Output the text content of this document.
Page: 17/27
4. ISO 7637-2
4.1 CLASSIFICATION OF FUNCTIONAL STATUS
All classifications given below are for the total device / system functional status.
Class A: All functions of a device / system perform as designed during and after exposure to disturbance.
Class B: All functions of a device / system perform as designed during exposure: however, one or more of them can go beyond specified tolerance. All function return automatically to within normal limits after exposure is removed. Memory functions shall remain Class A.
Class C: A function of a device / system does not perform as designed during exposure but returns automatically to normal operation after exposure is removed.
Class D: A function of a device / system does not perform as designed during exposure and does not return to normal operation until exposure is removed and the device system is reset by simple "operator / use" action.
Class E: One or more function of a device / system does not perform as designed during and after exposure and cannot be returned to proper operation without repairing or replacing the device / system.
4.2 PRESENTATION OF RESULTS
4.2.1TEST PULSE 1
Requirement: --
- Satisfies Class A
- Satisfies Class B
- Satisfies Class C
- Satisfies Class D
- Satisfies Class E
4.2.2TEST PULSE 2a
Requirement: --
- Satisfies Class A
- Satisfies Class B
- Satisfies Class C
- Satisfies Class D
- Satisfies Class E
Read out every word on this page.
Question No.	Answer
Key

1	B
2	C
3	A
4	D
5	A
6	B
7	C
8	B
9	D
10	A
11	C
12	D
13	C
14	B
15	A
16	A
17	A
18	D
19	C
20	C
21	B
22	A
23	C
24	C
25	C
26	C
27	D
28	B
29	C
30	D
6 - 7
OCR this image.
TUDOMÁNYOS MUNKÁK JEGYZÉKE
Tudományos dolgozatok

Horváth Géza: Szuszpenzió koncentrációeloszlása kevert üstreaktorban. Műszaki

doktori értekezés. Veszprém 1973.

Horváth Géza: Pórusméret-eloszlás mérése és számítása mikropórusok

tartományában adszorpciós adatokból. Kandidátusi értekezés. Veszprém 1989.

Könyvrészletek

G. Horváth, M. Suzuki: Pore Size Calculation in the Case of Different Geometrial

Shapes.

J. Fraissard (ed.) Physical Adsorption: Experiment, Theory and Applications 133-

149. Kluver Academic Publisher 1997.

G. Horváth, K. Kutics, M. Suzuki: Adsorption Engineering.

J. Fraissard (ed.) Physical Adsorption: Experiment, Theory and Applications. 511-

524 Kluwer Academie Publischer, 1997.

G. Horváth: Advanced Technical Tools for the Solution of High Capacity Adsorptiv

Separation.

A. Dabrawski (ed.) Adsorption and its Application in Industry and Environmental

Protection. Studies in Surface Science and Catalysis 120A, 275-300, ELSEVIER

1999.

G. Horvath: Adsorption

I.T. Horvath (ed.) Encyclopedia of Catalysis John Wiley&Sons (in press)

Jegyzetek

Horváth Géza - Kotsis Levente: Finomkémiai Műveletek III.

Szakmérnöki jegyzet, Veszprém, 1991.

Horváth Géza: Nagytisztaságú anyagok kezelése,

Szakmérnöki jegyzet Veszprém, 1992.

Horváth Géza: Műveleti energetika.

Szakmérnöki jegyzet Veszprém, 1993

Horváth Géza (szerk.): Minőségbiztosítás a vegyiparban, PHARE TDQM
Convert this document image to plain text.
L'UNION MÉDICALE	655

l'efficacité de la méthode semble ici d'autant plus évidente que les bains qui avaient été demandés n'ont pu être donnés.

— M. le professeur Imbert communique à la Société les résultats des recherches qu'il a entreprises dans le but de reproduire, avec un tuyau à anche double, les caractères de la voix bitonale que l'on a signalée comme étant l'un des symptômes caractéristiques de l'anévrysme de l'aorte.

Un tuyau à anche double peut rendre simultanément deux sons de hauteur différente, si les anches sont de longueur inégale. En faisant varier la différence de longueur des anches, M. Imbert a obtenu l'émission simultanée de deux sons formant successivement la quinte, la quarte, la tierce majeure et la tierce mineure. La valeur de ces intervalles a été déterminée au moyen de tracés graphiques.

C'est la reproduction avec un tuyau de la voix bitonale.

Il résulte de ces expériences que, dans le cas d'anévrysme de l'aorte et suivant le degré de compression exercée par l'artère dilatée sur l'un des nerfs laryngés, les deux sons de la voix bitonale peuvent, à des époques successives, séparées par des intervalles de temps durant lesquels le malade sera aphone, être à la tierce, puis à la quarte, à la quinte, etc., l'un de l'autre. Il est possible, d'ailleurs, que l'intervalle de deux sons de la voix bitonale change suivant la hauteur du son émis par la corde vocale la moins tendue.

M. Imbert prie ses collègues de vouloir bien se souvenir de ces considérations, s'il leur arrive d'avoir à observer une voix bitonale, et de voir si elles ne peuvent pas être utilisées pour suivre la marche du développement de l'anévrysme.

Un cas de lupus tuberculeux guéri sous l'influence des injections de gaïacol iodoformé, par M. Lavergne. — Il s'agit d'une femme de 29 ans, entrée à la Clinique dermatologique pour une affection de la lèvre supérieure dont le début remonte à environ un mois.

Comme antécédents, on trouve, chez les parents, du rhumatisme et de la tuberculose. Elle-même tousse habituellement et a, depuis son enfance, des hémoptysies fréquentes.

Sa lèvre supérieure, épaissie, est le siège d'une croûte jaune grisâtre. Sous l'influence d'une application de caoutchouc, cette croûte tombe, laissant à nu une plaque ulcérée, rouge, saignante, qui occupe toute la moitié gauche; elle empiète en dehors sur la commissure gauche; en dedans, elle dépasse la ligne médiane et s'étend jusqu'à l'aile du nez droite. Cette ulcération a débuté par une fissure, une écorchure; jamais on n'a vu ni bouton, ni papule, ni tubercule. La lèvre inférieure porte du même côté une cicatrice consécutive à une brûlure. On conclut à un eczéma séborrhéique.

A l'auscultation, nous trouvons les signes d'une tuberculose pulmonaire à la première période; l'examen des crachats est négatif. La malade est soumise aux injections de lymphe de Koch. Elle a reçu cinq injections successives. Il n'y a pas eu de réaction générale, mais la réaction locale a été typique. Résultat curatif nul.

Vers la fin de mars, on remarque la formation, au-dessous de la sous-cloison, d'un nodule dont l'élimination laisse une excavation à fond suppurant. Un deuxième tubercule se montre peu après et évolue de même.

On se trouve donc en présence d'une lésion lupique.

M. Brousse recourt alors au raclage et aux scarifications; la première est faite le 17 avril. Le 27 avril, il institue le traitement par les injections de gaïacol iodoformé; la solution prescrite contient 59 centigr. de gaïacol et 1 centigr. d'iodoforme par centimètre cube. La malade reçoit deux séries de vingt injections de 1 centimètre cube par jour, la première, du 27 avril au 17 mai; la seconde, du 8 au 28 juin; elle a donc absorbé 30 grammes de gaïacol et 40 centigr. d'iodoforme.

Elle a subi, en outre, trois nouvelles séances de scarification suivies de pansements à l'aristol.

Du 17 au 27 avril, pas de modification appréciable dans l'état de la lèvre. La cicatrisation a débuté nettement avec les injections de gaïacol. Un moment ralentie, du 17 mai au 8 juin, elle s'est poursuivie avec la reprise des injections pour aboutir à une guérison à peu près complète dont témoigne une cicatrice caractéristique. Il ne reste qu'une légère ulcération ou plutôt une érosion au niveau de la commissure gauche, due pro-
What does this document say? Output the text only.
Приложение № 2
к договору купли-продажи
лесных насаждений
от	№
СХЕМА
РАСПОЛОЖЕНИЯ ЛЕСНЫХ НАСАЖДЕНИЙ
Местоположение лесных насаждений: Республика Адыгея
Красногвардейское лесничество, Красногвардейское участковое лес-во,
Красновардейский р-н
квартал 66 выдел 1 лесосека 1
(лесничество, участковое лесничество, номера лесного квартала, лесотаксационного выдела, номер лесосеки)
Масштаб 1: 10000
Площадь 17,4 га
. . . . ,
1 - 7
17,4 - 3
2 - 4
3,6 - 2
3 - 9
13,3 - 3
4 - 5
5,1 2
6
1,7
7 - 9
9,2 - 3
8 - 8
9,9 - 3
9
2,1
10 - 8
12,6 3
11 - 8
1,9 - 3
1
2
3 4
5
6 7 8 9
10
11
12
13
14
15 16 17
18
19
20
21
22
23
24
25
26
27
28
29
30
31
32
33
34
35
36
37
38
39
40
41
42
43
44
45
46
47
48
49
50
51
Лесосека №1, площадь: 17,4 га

..........

## Goal
Tally up the lines in the preceding listing that contain the string "Adsorption". Respond with the number and nothing else.

## Response
5